> [Your task]:
Your task is to print the material below exactly as presented.

── Materials provided

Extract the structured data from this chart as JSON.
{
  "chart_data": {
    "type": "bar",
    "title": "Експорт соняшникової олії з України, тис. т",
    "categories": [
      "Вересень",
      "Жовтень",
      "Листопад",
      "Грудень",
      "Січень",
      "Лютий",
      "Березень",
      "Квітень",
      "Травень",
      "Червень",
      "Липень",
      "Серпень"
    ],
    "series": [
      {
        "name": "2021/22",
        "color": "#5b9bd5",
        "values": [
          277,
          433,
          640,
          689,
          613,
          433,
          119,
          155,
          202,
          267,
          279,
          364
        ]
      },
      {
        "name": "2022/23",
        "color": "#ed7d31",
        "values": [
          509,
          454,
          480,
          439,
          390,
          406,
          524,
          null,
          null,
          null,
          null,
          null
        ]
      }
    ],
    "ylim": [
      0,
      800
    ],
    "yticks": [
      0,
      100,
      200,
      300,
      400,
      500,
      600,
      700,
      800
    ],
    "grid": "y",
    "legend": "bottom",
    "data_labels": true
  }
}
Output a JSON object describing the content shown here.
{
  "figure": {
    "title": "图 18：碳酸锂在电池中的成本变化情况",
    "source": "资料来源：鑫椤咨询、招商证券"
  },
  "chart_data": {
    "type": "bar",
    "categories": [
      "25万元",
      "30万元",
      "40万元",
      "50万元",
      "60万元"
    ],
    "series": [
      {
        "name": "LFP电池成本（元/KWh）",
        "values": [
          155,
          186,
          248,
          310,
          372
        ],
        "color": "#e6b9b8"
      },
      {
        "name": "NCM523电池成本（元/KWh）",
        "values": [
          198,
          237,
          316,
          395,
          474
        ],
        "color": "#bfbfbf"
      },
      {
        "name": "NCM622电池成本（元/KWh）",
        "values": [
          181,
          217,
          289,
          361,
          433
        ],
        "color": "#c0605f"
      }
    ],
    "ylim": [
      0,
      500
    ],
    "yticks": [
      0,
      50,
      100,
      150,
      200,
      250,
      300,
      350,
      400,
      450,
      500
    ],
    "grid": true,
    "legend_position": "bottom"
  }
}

────

> [Result of the task]:
Extract the structured data from this chart as JSON.
{
  "chart_data": {
    "type": "bar",
    "title": "Експорт соняшникової олії з України, тис. т",
    "categories": [
      "Вересень",
      "Жовтень",
      "Листопад",
      "Грудень",
      "Січень",
      "Лютий",
      "Березень",
      "Квітень",
      "Травень",
      "Червень",
      "Липень",
      "Серпень"
    ],
    "series": [
      {
        "name": "2021/22",
        "color": "#5b9bd5",
        "values": [
          277,
          433,
          640,
          689,
          613,
          433,
          119,
          155,
          202,
          267,
          279,
          364
        ]
      },
      {
        "name": "2022/23",
        "color": "#ed7d31",
        "values": [
          509,
          454,
          480,
          439,
          390,
          406,
          524,
          null,
          null,
          null,
          null,
          null
        ]
      }
    ],
    "ylim": [
      0,
      800
    ],
    "yticks": [
      0,
      100,
      200,
      300,
      400,
      500,
      600,
      700,
      800
    ],
    "grid": "y",
    "legend": "bottom",
    "data_labels": true
  }
}
Output a JSON object describing the content shown here.
{
  "figure": {
    "title": "图 18：碳酸锂在电池中的成本变化情况",
    "source": "资料来源：鑫椤咨询、招商证券"
  },
  "chart_data": {
    "type": "bar",
    "categories": [
      "25万元",
      "30万元",
      "40万元",
      "50万元",
      "60万元"
    ],
    "series": [
      {
        "name": "LFP电池成本（元/KWh）",
        "values": [
          155,
          186,
          248,
          310,
          372
        ],
        "color": "#e6b9b8"
      },
      {
        "name": "NCM523电池成本（元/KWh）",
        "values": [
          198,
          237,
          316,
          395,
          474
        ],
        "color": "#bfbfbf"
      },
      {
        "name": "NCM622电池成本（元/KWh）",
        "values": [
          181,
          217,
          289,
          361,
          433
        ],
        "color": "#c0605f"
      }
    ],
    "ylim": [
      0,
      500
    ],
    "yticks": [
      0,
      50,
      100,
      150,
      200,
      250,
      300,
      350,
      400,
      450,
      500
    ],
    "grid": true,
    "legend_position": "bottom"
  }
}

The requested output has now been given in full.